----- DATASET ROWS -----

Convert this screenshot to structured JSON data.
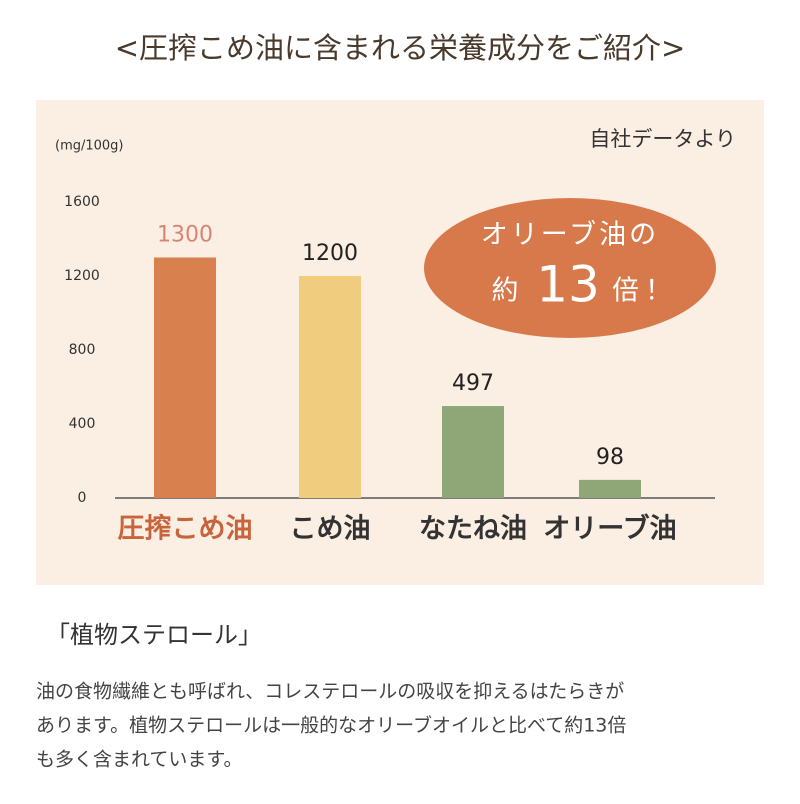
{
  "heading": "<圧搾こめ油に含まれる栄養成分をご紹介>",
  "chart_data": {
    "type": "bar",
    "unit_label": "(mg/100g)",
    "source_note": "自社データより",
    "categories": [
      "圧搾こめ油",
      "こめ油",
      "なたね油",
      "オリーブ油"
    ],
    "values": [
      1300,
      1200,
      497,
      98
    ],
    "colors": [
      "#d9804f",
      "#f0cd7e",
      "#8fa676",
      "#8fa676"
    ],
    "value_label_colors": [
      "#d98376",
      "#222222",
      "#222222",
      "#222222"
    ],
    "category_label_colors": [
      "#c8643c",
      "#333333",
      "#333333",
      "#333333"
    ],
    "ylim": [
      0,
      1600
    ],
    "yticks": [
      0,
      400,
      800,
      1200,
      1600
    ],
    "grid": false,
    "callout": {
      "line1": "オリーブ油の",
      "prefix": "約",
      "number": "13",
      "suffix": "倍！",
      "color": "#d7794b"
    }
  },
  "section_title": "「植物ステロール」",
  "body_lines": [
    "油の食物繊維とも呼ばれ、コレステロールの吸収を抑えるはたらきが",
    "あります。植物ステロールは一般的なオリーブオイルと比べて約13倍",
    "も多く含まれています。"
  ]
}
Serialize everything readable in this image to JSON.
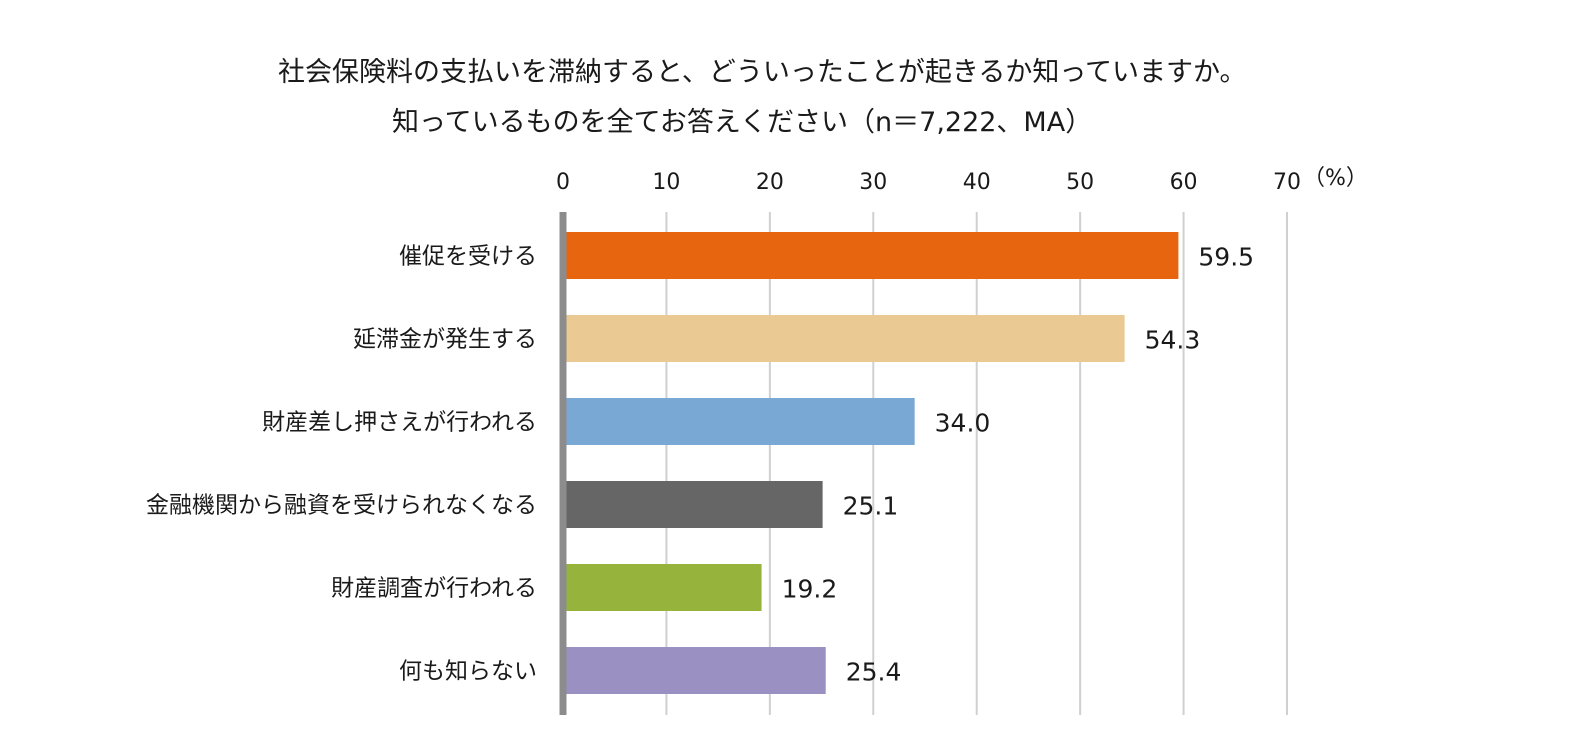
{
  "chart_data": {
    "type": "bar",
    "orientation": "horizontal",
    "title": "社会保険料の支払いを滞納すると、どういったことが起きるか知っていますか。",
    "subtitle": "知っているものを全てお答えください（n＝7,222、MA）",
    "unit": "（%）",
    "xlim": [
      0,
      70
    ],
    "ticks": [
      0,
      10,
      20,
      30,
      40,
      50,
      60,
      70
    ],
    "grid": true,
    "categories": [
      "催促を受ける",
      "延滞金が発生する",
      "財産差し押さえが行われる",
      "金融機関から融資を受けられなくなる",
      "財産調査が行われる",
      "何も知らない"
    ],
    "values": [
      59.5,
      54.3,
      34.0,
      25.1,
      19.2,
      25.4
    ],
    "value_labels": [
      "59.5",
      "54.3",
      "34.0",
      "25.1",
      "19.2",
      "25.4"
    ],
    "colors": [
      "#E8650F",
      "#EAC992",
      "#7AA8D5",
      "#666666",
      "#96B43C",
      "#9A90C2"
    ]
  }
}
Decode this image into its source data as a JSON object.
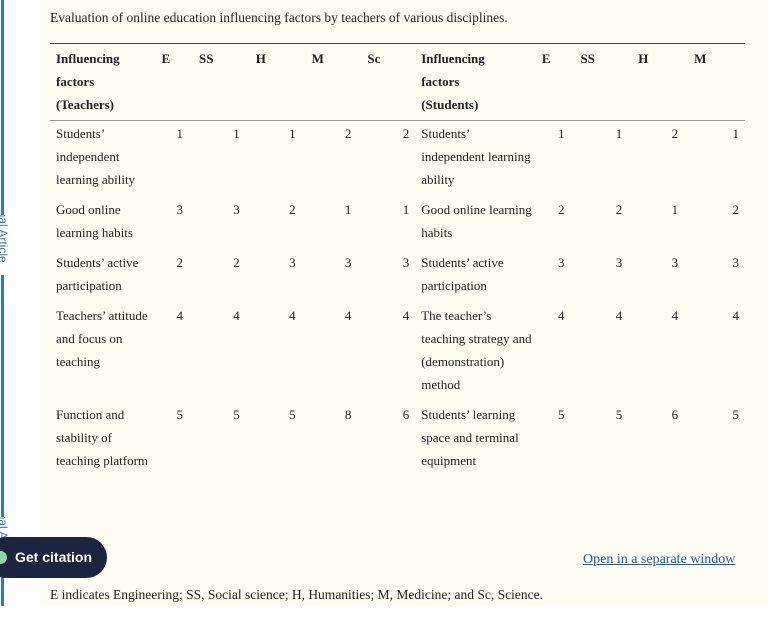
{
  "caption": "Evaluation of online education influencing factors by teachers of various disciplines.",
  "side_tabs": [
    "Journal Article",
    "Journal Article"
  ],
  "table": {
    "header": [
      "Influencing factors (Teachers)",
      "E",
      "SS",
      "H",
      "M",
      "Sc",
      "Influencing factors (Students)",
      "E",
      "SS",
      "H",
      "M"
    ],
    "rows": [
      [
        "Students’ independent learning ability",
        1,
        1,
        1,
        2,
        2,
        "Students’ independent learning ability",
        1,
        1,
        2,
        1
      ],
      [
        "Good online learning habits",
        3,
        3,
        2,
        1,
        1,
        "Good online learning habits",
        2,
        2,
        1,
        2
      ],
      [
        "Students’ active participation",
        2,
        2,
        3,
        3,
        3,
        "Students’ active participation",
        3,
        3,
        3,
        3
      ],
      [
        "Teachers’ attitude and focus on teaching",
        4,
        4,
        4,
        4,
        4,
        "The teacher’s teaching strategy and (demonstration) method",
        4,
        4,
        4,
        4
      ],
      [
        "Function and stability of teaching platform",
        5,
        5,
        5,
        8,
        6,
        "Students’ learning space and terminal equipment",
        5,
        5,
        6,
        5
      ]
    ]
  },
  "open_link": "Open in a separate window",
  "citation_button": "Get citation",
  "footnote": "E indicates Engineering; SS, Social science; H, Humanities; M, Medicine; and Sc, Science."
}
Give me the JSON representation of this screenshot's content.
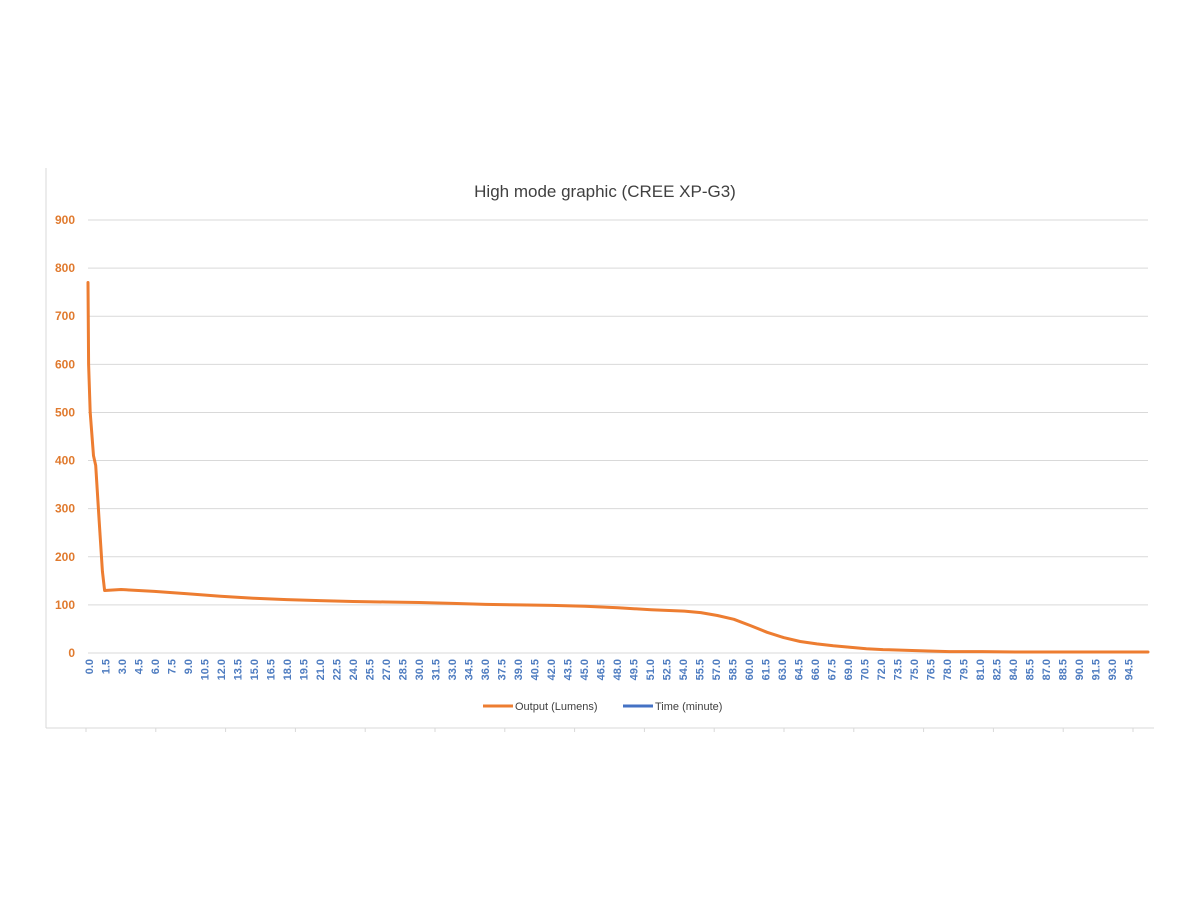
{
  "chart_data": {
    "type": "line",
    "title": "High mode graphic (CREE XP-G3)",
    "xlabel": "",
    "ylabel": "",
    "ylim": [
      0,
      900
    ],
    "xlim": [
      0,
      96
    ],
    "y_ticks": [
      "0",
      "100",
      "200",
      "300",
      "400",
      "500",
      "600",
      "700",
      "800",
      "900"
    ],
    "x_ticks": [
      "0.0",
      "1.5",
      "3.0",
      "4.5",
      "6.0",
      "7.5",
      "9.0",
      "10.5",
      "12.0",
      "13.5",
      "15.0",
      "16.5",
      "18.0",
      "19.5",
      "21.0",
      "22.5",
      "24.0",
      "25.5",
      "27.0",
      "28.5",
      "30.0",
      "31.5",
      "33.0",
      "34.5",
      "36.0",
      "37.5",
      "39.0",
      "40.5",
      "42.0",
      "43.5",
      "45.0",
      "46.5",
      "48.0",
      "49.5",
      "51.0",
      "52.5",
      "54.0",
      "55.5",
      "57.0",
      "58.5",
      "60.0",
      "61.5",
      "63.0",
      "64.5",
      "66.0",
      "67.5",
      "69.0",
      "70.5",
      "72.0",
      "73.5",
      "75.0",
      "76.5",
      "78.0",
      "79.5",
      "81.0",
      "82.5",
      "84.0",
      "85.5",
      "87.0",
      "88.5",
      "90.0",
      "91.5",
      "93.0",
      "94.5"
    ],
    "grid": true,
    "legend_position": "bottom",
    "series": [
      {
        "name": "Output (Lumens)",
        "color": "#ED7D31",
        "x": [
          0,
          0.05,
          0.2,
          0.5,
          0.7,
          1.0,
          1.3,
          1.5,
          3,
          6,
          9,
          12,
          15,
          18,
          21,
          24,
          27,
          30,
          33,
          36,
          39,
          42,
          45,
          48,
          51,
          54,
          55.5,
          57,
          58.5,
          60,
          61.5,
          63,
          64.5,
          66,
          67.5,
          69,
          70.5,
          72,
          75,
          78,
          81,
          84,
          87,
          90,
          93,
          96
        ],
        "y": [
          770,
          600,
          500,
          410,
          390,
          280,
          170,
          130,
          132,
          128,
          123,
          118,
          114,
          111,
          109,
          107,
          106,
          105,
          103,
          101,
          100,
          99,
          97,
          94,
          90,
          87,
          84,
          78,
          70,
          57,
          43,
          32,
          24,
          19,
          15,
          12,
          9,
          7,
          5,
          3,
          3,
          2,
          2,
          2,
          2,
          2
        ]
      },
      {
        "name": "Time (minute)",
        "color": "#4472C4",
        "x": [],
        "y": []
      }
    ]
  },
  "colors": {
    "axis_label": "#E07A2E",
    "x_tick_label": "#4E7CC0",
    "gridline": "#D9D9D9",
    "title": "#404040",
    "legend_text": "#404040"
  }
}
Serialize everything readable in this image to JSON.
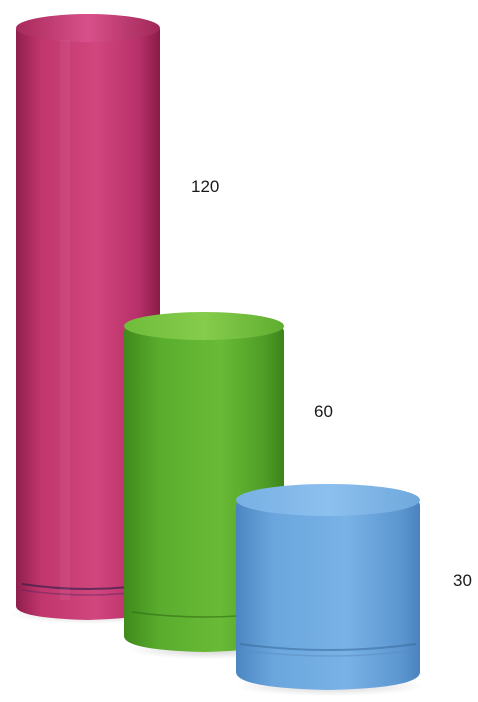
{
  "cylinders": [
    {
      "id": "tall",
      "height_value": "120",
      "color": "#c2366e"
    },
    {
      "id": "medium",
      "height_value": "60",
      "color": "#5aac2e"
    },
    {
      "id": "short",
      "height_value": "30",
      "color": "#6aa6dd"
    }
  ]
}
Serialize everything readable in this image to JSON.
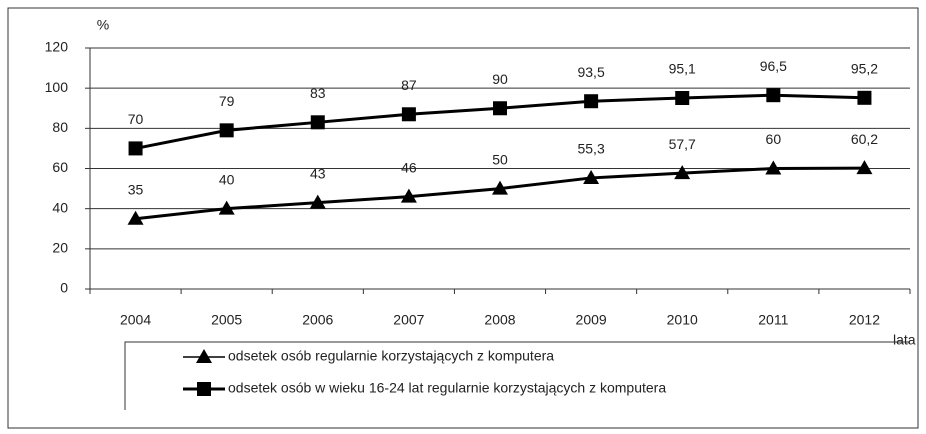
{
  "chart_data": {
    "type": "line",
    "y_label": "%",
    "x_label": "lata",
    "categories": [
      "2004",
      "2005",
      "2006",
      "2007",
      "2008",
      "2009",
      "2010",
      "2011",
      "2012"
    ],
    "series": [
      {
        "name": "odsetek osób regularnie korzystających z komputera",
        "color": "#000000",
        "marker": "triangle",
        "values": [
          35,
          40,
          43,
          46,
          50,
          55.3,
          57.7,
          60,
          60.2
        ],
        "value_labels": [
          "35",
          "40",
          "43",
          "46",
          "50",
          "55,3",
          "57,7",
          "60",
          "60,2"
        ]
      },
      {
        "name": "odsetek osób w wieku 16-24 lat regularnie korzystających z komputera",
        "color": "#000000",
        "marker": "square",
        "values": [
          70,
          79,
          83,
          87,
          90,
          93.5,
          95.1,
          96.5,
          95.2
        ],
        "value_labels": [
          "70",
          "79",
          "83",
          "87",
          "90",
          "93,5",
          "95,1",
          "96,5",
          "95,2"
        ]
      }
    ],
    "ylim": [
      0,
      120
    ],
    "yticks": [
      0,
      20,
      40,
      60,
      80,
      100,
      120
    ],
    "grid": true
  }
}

-----

**THE EXERCISE**
Extract from the material all lines containing the string "factors".

**RESULT FOR THIS EXERCISE**
  "caption": "Evaluation of online education influencing factors by teachers of various disciplines.",
      "Influencing factors (Teachers)",
      "Influencing factors (Students)",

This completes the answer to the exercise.